Saved entries
━━━━━━━━━━

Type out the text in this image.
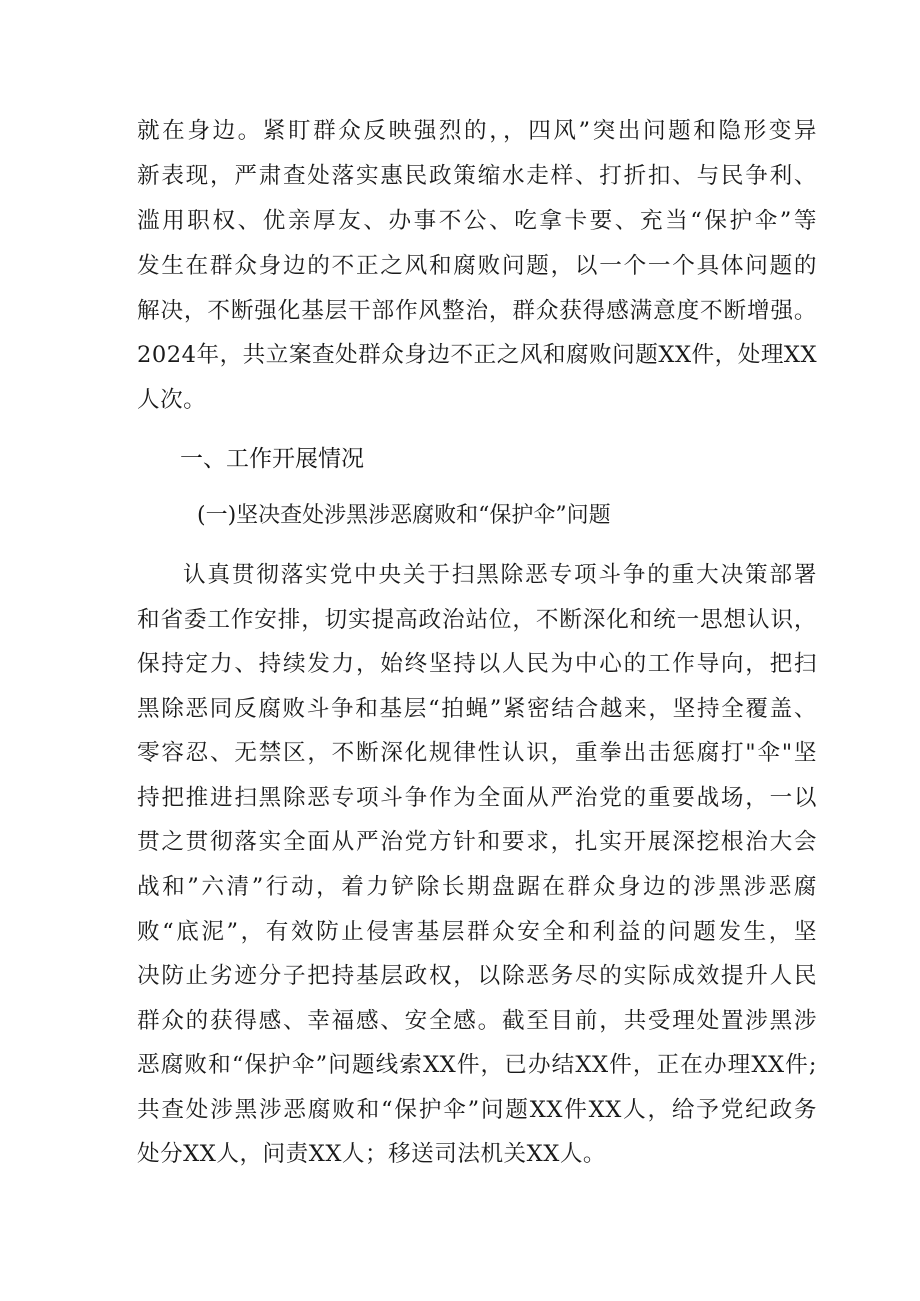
就在身边。紧盯群众反映强烈的，，四风”突出问题和隐形变异
新表现，严肃查处落实惠民政策缩水走样、打折扣、与民争利、
滥用职权、优亲厚友、办事不公、吃拿卡要、充当“保护伞”等
发生在群众身边的不正之风和腐败问题，以一个一个具体问题的
解决，不断强化基层干部作风整治，群众获得感满意度不断增强。
2024年，共立案查处群众身边不正之风和腐败问题XX件，处理XX
人次。
一、工作开展情况
(一)坚决查处涉黑涉恶腐败和“保护伞”问题
认真贯彻落实党中央关于扫黑除恶专项斗争的重大决策部署
和省委工作安排，切实提高政治站位，不断深化和统一思想认识，
保持定力、持续发力，始终坚持以人民为中心的工作导向，把扫
黑除恶同反腐败斗争和基层“拍蝇”紧密结合越来，坚持全覆盖、
零容忍、无禁区，不断深化规律性认识，重拳出击惩腐打"伞"坚
持把推进扫黑除恶专项斗争作为全面从严治党的重要战场，一以
贯之贯彻落实全面从严治党方针和要求，扎实开展深挖根治大会
战和”六清”行动，着力铲除长期盘踞在群众身边的涉黑涉恶腐
败“底泥”，有效防止侵害基层群众安全和利益的问题发生，坚
决防止劣迹分子把持基层政权，以除恶务尽的实际成效提升人民
群众的获得感、幸福感、安全感。截至目前，共受理处置涉黑涉
恶腐败和“保护伞”问题线索XX件，已办结XX件，正在办理XX件;
共查处涉黑涉恶腐败和“保护伞”问题XX件XX人，给予党纪政务
处分XX人，问责XX人；移送司法机关XX人。
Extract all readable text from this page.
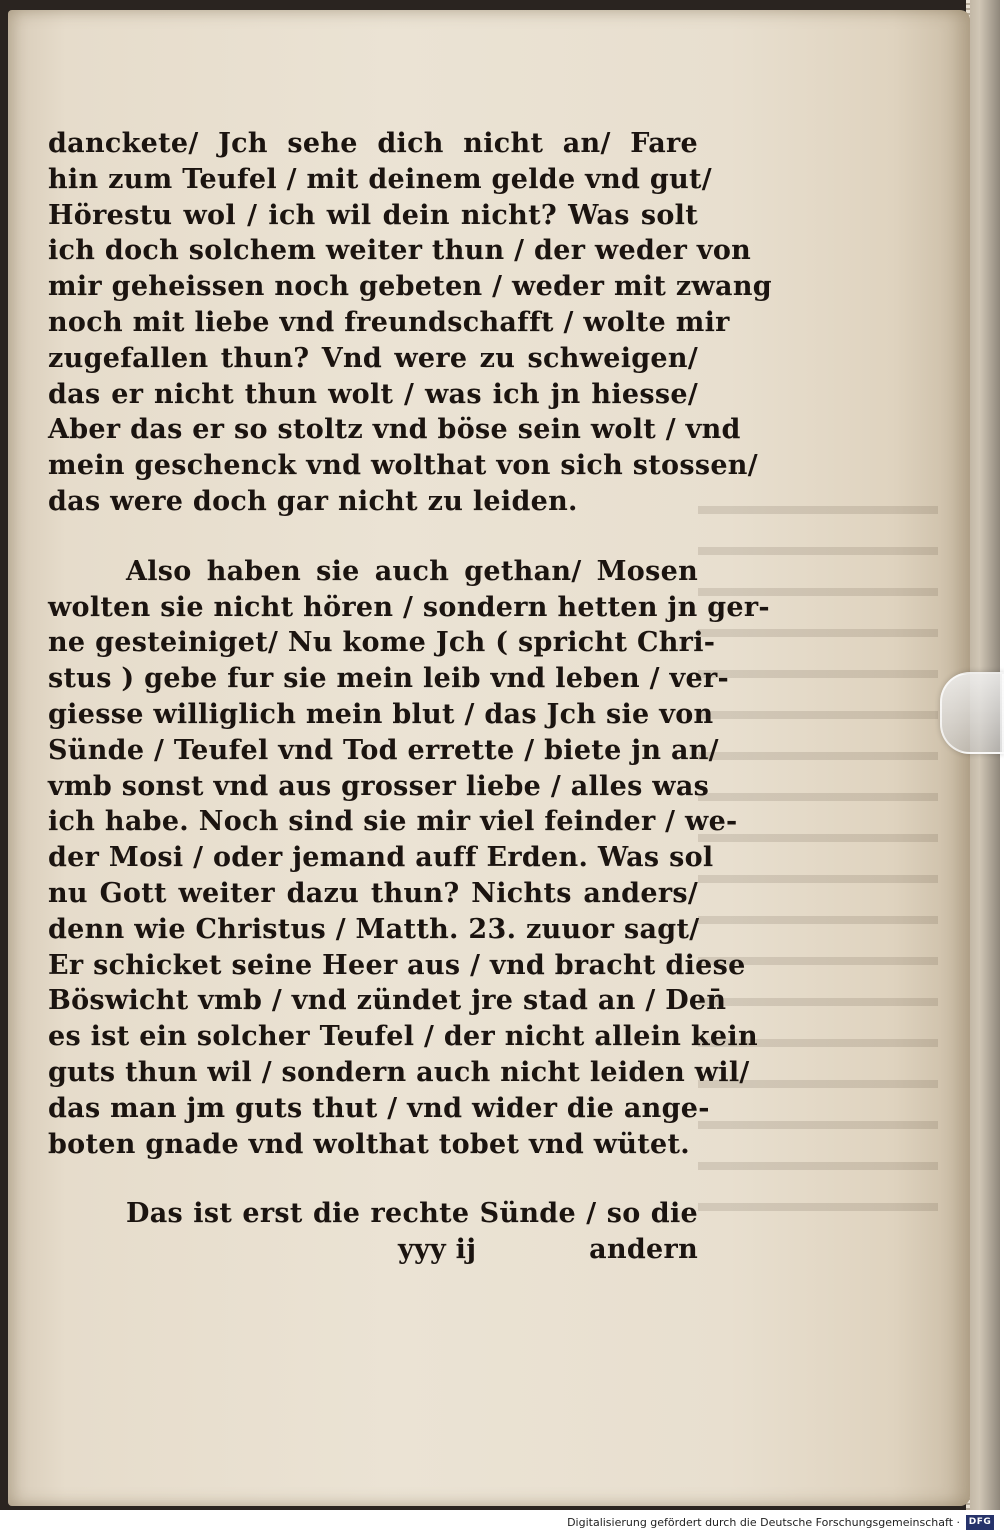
danckete/ Jch sehe dich nicht an/ Fare
hin zum Teufel / mit deinem gelde vnd gut/
Hörestu wol / ich wil dein nicht? Was solt
ich doch solchem weiter thun / der weder von
mir geheissen noch gebeten / weder mit zwang
noch mit liebe vnd freundschafft / wolte mir
zugefallen thun? Vnd were zu schweigen/
das er nicht thun wolt / was ich jn hiesse/
Aber das er so stoltz vnd böse sein wolt / vnd
mein geschenck vnd wolthat von sich stossen/
das were doch gar nicht zu leiden.
Also haben sie auch gethan/ Mosen
wolten sie nicht hören / sondern hetten jn ger-
ne gesteiniget/ Nu kome Jch ( spricht Chri-
stus ) gebe fur sie mein leib vnd leben / ver-
giesse williglich mein blut / das Jch sie von
Sünde / Teufel vnd Tod errette / biete jn an/
vmb sonst vnd aus grosser liebe / alles was
ich habe. Noch sind sie mir viel feinder / we-
der Mosi / oder jemand auff Erden. Was sol
nu Gott weiter dazu thun? Nichts anders/
denn wie Christus / Matth. 23. zuuor sagt/
Er schicket seine Heer aus / vnd bracht diese
Böswicht vmb / vnd zündet jre stad an / Den̄
es ist ein solcher Teufel / der nicht allein kein
guts thun wil / sondern auch nicht leiden wil/
das man jm guts thut / vnd wider die ange-
boten gnade vnd wolthat tobet vnd wütet.
Das ist erst die rechte Sünde / so die
yyy ij	andern
Digitalisierung gefördert durch die Deutsche Forschungsgemeinschaft · DFG
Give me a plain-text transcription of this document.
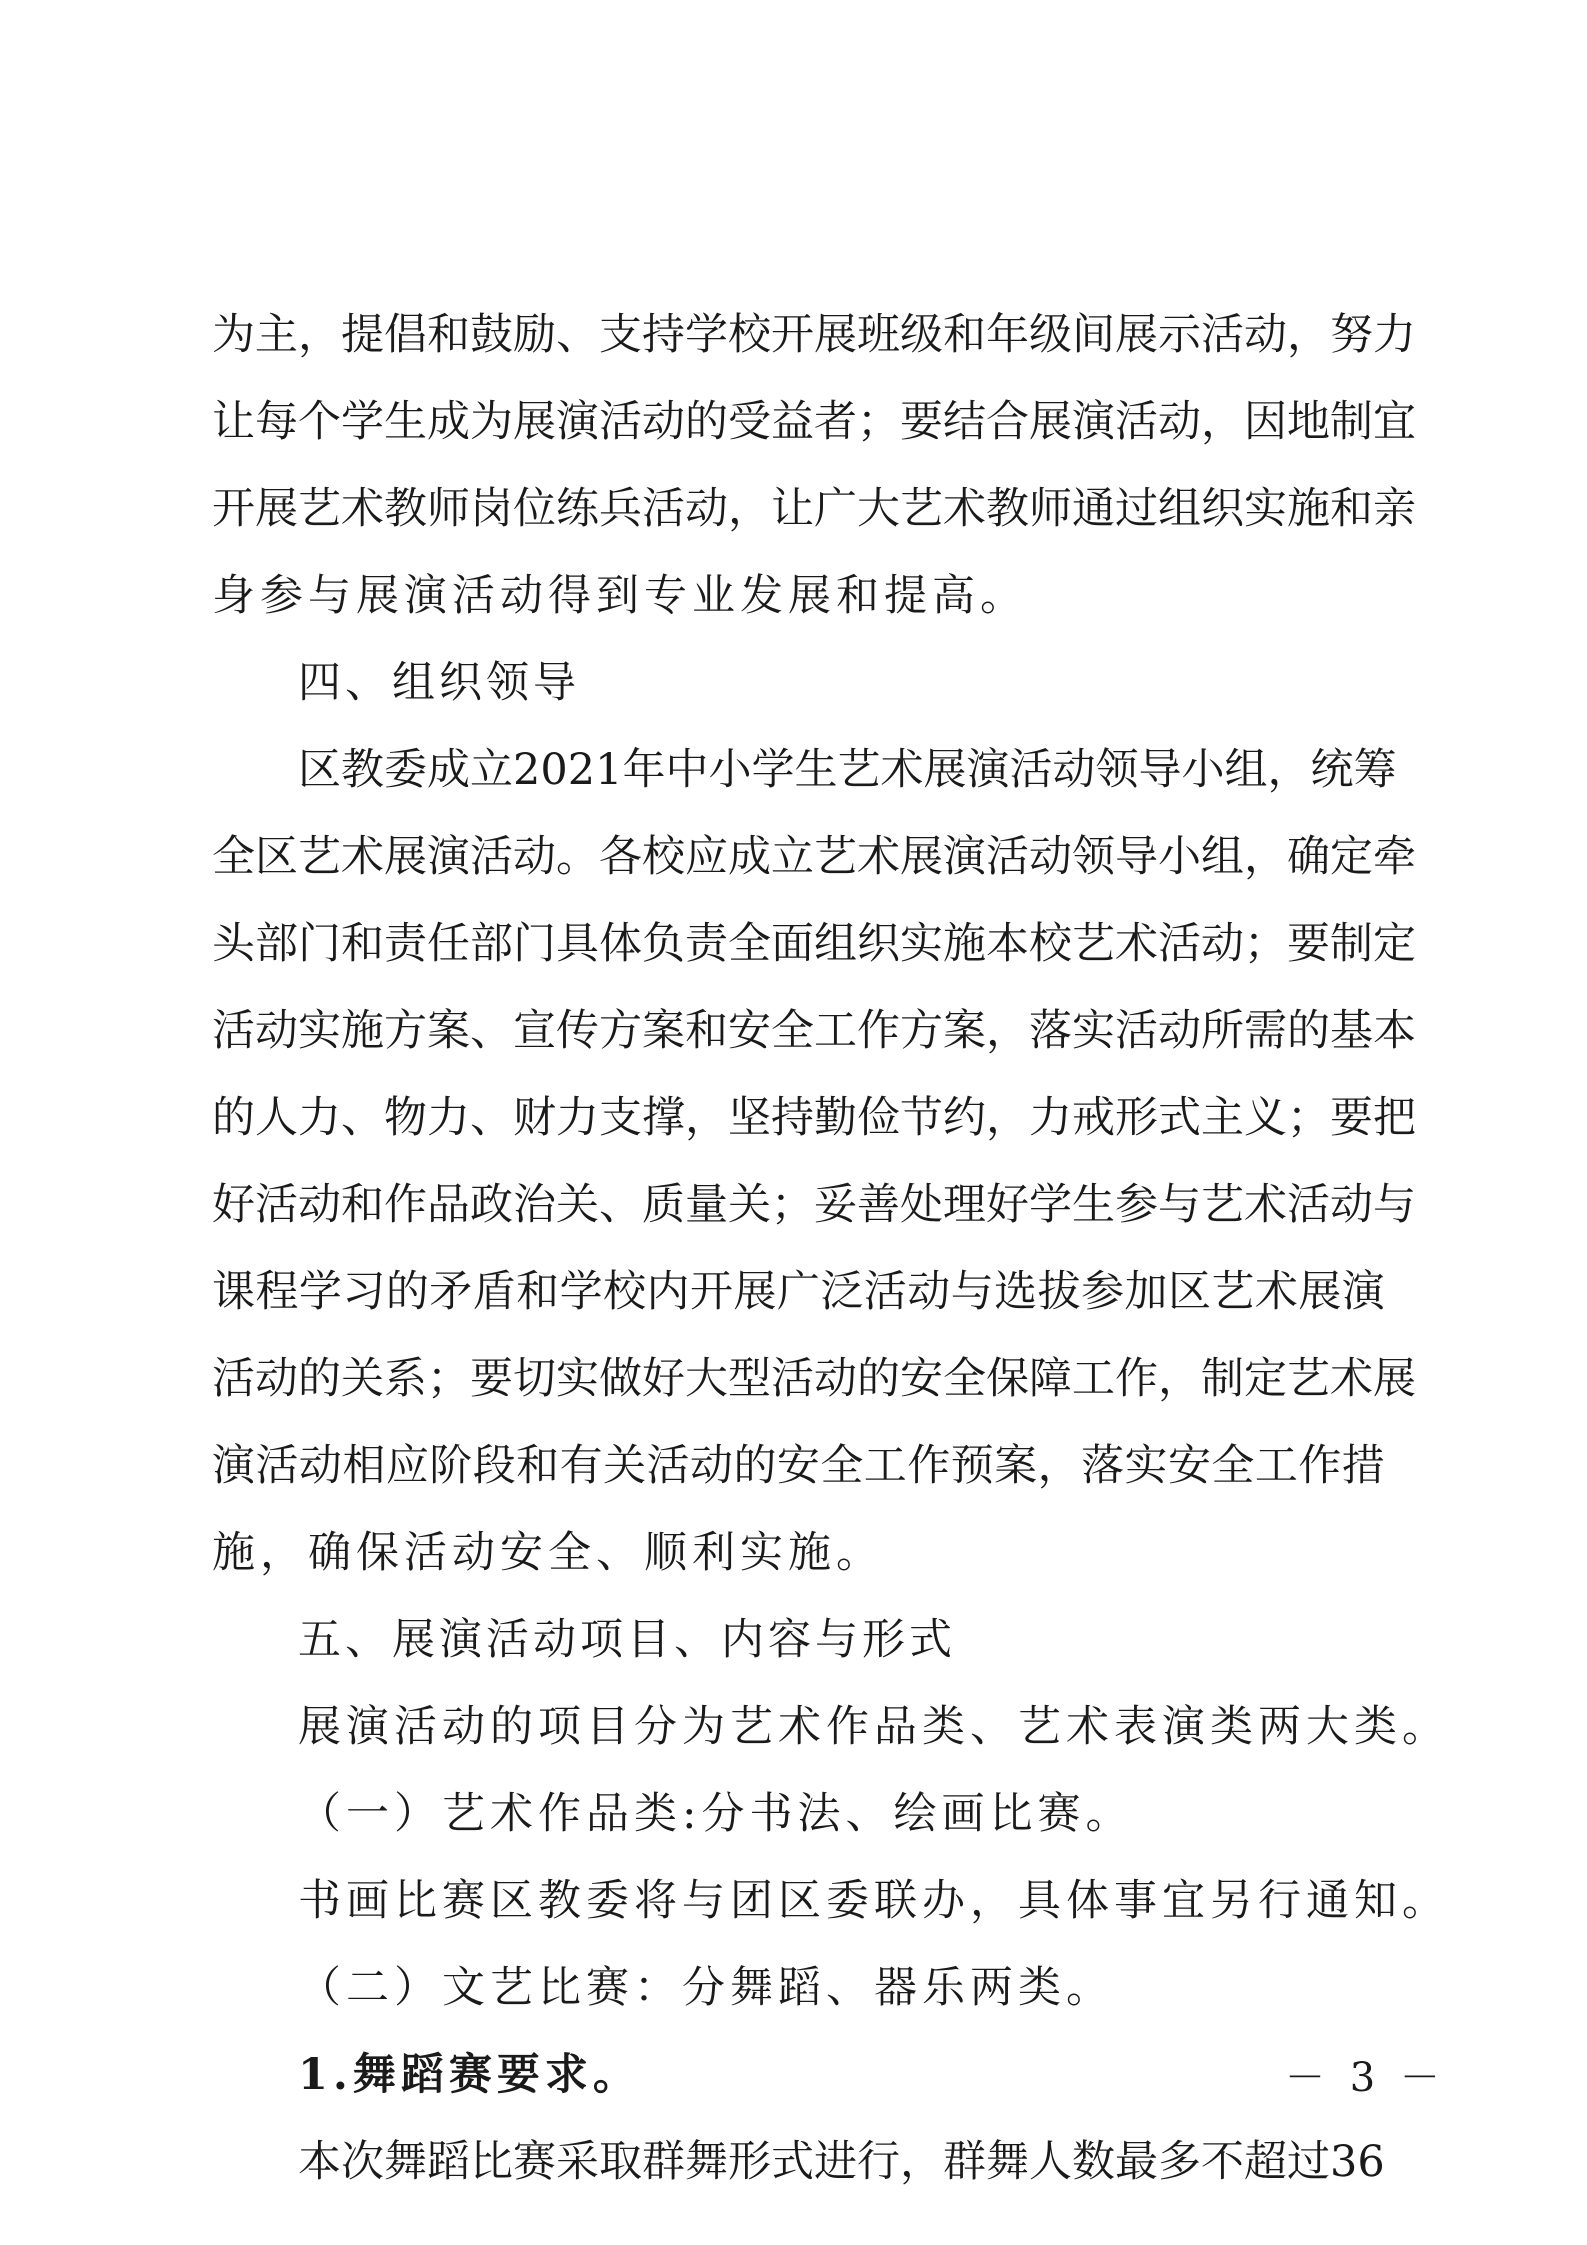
为 主 ， 提 倡 和 鼓 励 、 支 持 学 校 开 展 班 级 和 年 级 间 展 示 活 动 ， 努 力
让 每 个 学 生 成 为 展 演 活 动 的 受 益 者 ； 要 结 合 展 演 活 动 ， 因 地 制 宜
开 展 艺 术 教 师 岗 位 练 兵 活 动 ， 让 广 大 艺 术 教 师 通 过 组 织 实 施 和 亲
身参与展演活动得到专业发展和提高。
四、组织领导
区 教 委 成 立 2021 年 中 小 学 生 艺 术 展 演 活 动 领 导 小 组 ， 统 筹
全 区 艺 术 展 演 活 动 。 各 校 应 成 立 艺 术 展 演 活 动 领 导 小 组 ， 确 定 牵
头 部 门 和 责 任 部 门 具 体 负 责 全 面 组 织 实 施 本 校 艺 术 活 动 ； 要 制 定
活 动 实 施 方 案 、 宣 传 方 案 和 安 全 工 作 方 案 ， 落 实 活 动 所 需 的 基 本
的 人 力 、 物 力 、 财 力 支 撑 ， 坚 持 勤 俭 节 约 ， 力 戒 形 式 主 义 ； 要 把
好 活 动 和 作 品 政 治 关 、 质 量 关 ； 妥 善 处 理 好 学 生 参 与 艺 术 活 动 与
课 程 学 习 的 矛 盾 和 学 校 内 开 展 广 泛 活 动 与 选 拔 参 加 区 艺 术 展 演
活 动 的 关 系 ； 要 切 实 做 好 大 型 活 动 的 安 全 保 障 工 作 ， 制 定 艺 术 展
演 活 动 相 应 阶 段 和 有 关 活 动 的 安 全 工 作 预 案 ， 落 实 安 全 工 作 措
施，确保活动安全、顺利实施。
五、展演活动项目、内容与形式
展演活动的项目分为艺术作品类、艺术表演类两大类。
（一）艺术作品类:分书法、绘画比赛。
书画比赛区教委将与团区委联办，具体事宜另行通知。
（二）文艺比赛：分舞蹈、器乐两类。
1.舞蹈赛要求。
本 次 舞 蹈 比 赛 采 取 群 舞 形 式 进 行 ， 群 舞 人 数 最 多 不 超 过 36
－ 3 －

━━━━━━━━━━

Make an exact copy of every record, pictures excluded.

Type out the text in this image.
就在身边。紧盯群众反映强烈的，，四风”突出问题和隐形变异
新表现，严肃查处落实惠民政策缩水走样、打折扣、与民争利、
滥用职权、优亲厚友、办事不公、吃拿卡要、充当“保护伞”等
发生在群众身边的不正之风和腐败问题，以一个一个具体问题的
解决，不断强化基层干部作风整治，群众获得感满意度不断增强。
2024年，共立案查处群众身边不正之风和腐败问题XX件，处理XX
人次。
一、工作开展情况
(一)坚决查处涉黑涉恶腐败和“保护伞”问题
认真贯彻落实党中央关于扫黑除恶专项斗争的重大决策部署
和省委工作安排，切实提高政治站位，不断深化和统一思想认识，
保持定力、持续发力，始终坚持以人民为中心的工作导向，把扫
黑除恶同反腐败斗争和基层“拍蝇”紧密结合越来，坚持全覆盖、
零容忍、无禁区，不断深化规律性认识，重拳出击惩腐打"伞"坚
持把推进扫黑除恶专项斗争作为全面从严治党的重要战场，一以
贯之贯彻落实全面从严治党方针和要求，扎实开展深挖根治大会
战和”六清”行动，着力铲除长期盘踞在群众身边的涉黑涉恶腐
败“底泥”，有效防止侵害基层群众安全和利益的问题发生，坚
决防止劣迹分子把持基层政权，以除恶务尽的实际成效提升人民
群众的获得感、幸福感、安全感。截至目前，共受理处置涉黑涉
恶腐败和“保护伞”问题线索XX件，已办结XX件，正在办理XX件;
共查处涉黑涉恶腐败和“保护伞”问题XX件XX人，给予党纪政务
处分XX人，问责XX人；移送司法机关XX人。
Extract all readable text from this page.
danckete/ Jch sehe dich nicht an/ Fare
hin zum Teufel / mit deinem gelde vnd gut/
Hörestu wol / ich wil dein nicht? Was solt
ich doch solchem weiter thun / der weder von
mir geheissen noch gebeten / weder mit zwang
noch mit liebe vnd freundschafft / wolte mir
zugefallen thun? Vnd were zu schweigen/
das er nicht thun wolt / was ich jn hiesse/
Aber das er so stoltz vnd böse sein wolt / vnd
mein geschenck vnd wolthat von sich stossen/
das were doch gar nicht zu leiden.
Also haben sie auch gethan/ Mosen
wolten sie nicht hören / sondern hetten jn ger-
ne gesteiniget/ Nu kome Jch ( spricht Chri-
stus ) gebe fur sie mein leib vnd leben / ver-
giesse williglich mein blut / das Jch sie von
Sünde / Teufel vnd Tod errette / biete jn an/
vmb sonst vnd aus grosser liebe / alles was
ich habe. Noch sind sie mir viel feinder / we-
der Mosi / oder jemand auff Erden. Was sol
nu Gott weiter dazu thun? Nichts anders/
denn wie Christus / Matth. 23. zuuor sagt/
Er schicket seine Heer aus / vnd bracht diese
Böswicht vmb / vnd zündet jre stad an / Den̄
es ist ein solcher Teufel / der nicht allein kein
guts thun wil / sondern auch nicht leiden wil/
das man jm guts thut / vnd wider die ange-
boten gnade vnd wolthat tobet vnd wütet.
Das ist erst die rechte Sünde / so die
yyy ij	andern
Digitalisierung gefördert durch die Deutsche Forschungsgemeinschaft · DFG
Give me a plain-text transcription of this document.
为 主 ， 提 倡 和 鼓 励 、 支 持 学 校 开 展 班 级 和 年 级 间 展 示 活 动 ， 努 力
让 每 个 学 生 成 为 展 演 活 动 的 受 益 者 ； 要 结 合 展 演 活 动 ， 因 地 制 宜
开 展 艺 术 教 师 岗 位 练 兵 活 动 ， 让 广 大 艺 术 教 师 通 过 组 织 实 施 和 亲
身参与展演活动得到专业发展和提高。
四、组织领导
区 教 委 成 立 2021 年 中 小 学 生 艺 术 展 演 活 动 领 导 小 组 ， 统 筹
全 区 艺 术 展 演 活 动 。 各 校 应 成 立 艺 术 展 演 活 动 领 导 小 组 ， 确 定 牵
头 部 门 和 责 任 部 门 具 体 负 责 全 面 组 织 实 施 本 校 艺 术 活 动 ； 要 制 定
活 动 实 施 方 案 、 宣 传 方 案 和 安 全 工 作 方 案 ， 落 实 活 动 所 需 的 基 本
的 人 力 、 物 力 、 财 力 支 撑 ， 坚 持 勤 俭 节 约 ， 力 戒 形 式 主 义 ； 要 把
好 活 动 和 作 品 政 治 关 、 质 量 关 ； 妥 善 处 理 好 学 生 参 与 艺 术 活 动 与
课 程 学 习 的 矛 盾 和 学 校 内 开 展 广 泛 活 动 与 选 拔 参 加 区 艺 术 展 演
活 动 的 关 系 ； 要 切 实 做 好 大 型 活 动 的 安 全 保 障 工 作 ， 制 定 艺 术 展
演 活 动 相 应 阶 段 和 有 关 活 动 的 安 全 工 作 预 案 ， 落 实 安 全 工 作 措
施，确保活动安全、顺利实施。
五、展演活动项目、内容与形式
展演活动的项目分为艺术作品类、艺术表演类两大类。
（一）艺术作品类:分书法、绘画比赛。
书画比赛区教委将与团区委联办，具体事宜另行通知。
（二）文艺比赛：分舞蹈、器乐两类。
1.舞蹈赛要求。
本 次 舞 蹈 比 赛 采 取 群 舞 形 式 进 行 ， 群 舞 人 数 最 多 不 超 过 36
－ 3 －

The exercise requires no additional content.